## GIVEN INSTRUCTION
In the records below, output everything from the line containing "featured-category-tag: POLICY <box>406" down to the line containing "page-title: عنوان اختيار" as a numbered list, omitting any blank lines.

Collected data
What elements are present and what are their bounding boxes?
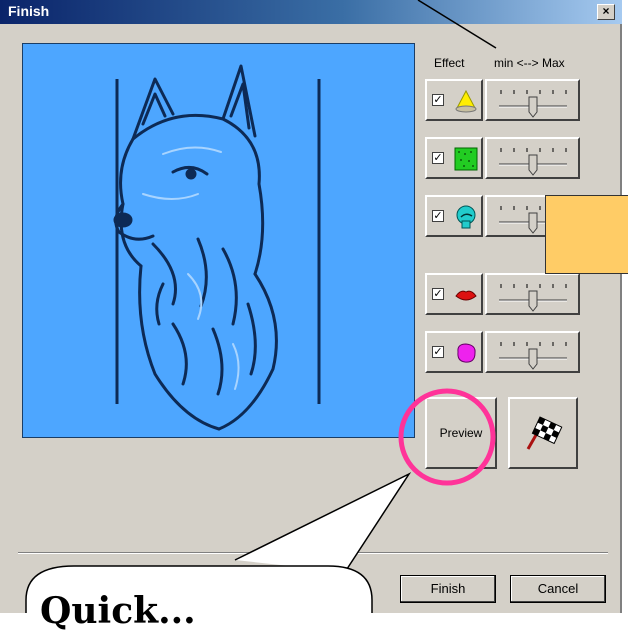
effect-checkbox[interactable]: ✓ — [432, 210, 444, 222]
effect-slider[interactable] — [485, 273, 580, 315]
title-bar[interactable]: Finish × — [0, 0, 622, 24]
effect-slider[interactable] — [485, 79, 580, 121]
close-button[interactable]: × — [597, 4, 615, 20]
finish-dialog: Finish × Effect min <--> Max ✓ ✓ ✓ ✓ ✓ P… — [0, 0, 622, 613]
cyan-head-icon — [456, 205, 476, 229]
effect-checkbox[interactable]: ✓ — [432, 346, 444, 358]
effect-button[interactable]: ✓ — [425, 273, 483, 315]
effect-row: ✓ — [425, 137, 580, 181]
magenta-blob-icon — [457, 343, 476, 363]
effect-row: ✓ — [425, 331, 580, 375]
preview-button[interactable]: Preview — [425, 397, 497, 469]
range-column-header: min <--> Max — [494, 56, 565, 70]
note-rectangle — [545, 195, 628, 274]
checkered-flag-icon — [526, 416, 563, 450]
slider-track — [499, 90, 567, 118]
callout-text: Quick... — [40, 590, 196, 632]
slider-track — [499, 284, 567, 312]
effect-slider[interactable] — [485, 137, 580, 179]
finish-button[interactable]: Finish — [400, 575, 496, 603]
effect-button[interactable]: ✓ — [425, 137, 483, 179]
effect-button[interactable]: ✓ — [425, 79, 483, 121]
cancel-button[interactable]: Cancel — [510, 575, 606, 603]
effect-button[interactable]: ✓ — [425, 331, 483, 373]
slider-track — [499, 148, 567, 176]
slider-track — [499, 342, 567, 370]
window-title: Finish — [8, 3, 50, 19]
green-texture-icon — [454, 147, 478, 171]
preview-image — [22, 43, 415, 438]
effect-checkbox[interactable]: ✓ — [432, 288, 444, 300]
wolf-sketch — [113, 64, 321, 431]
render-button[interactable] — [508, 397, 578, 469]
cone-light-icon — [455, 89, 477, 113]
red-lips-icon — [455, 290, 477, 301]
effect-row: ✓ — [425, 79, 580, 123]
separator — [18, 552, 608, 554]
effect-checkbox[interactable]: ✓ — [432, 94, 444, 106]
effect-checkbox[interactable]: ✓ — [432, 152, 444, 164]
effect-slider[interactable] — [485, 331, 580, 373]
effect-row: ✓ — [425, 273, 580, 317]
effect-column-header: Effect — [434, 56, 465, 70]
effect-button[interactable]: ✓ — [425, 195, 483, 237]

==

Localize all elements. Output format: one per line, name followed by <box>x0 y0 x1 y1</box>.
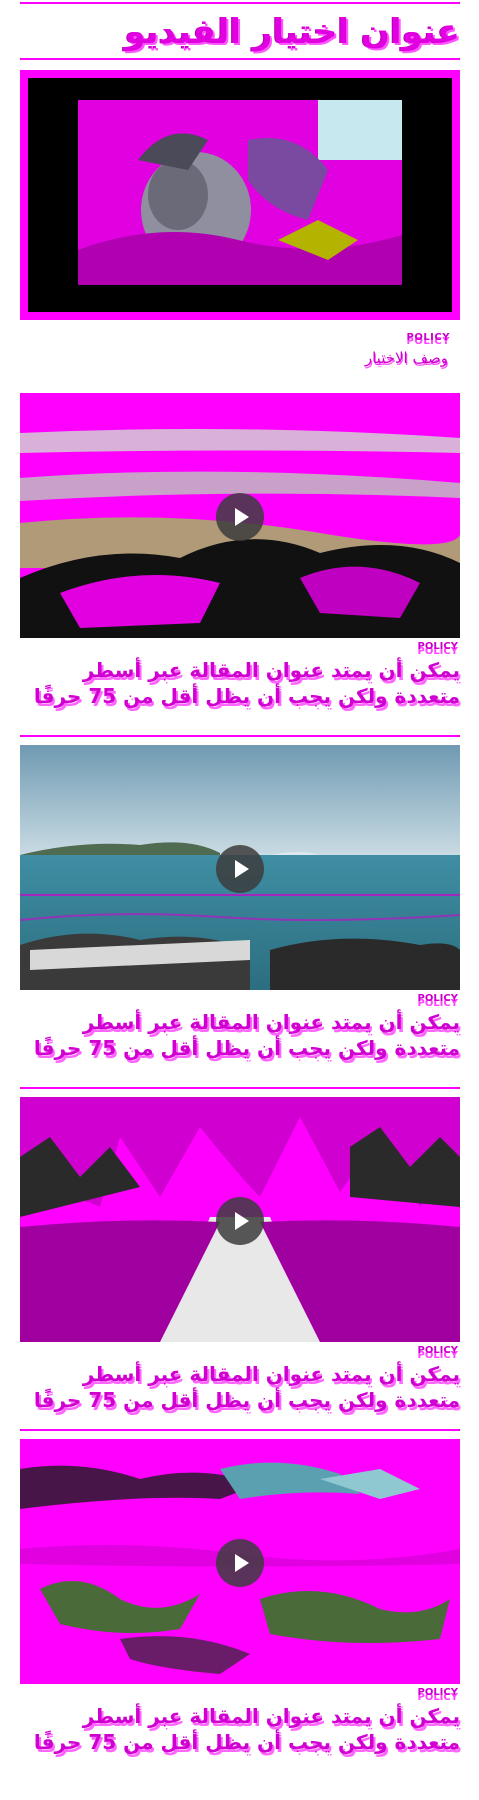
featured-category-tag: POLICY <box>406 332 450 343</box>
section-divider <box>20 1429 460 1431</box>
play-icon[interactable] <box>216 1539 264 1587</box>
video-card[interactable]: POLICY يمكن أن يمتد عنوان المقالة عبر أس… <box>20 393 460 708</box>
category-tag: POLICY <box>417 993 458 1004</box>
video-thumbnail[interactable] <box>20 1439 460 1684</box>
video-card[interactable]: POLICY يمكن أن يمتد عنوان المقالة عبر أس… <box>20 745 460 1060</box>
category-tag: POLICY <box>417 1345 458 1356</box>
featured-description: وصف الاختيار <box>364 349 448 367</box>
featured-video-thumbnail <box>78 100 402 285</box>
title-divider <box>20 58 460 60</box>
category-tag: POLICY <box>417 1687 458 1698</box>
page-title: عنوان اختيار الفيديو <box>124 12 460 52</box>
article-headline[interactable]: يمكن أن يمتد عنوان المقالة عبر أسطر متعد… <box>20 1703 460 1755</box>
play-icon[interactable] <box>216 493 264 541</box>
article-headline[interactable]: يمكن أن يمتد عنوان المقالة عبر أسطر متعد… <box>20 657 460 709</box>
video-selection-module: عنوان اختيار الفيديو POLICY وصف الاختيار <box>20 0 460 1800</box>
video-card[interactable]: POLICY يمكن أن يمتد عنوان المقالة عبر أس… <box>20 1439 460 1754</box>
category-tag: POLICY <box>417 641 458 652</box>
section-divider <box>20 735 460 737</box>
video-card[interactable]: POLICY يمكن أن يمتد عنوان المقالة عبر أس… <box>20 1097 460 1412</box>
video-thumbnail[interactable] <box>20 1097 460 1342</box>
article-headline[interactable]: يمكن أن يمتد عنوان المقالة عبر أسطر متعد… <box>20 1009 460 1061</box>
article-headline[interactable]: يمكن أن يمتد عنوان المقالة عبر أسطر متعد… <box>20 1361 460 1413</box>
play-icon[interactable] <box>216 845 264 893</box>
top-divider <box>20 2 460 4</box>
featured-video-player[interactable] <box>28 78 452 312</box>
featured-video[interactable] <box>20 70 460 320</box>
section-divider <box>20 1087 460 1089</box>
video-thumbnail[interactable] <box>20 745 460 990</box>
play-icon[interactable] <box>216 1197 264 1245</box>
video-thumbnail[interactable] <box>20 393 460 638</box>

## COMPLETE ANSWER
1. featured-category-tag: POLICY <box>406 332 450 343</box>
2. section-divider <box>20 1429 460 1431</box>
3. play-icon[interactable] <box>216 1539 264 1587</box>
4. video-card[interactable]: POLICY يمكن أن يمتد عنوان المقالة عبر أس… <box>20 393 460 708</box>
5. category-tag: POLICY <box>417 993 458 1004</box>
6. video-thumbnail[interactable] <box>20 1439 460 1684</box>
7. video-card[interactable]: POLICY يمكن أن يمتد عنوان المقالة عبر أس… <box>20 745 460 1060</box>
8. category-tag: POLICY <box>417 1345 458 1356</box>
9. featured-description: وصف الاختيار <box>364 349 448 367</box>
10. featured-video-thumbnail <box>78 100 402 285</box>
11. title-divider <box>20 58 460 60</box>
12. category-tag: POLICY <box>417 1687 458 1698</box>
13. page-title: عنوان اختيار الفيديو <box>124 12 460 52</box>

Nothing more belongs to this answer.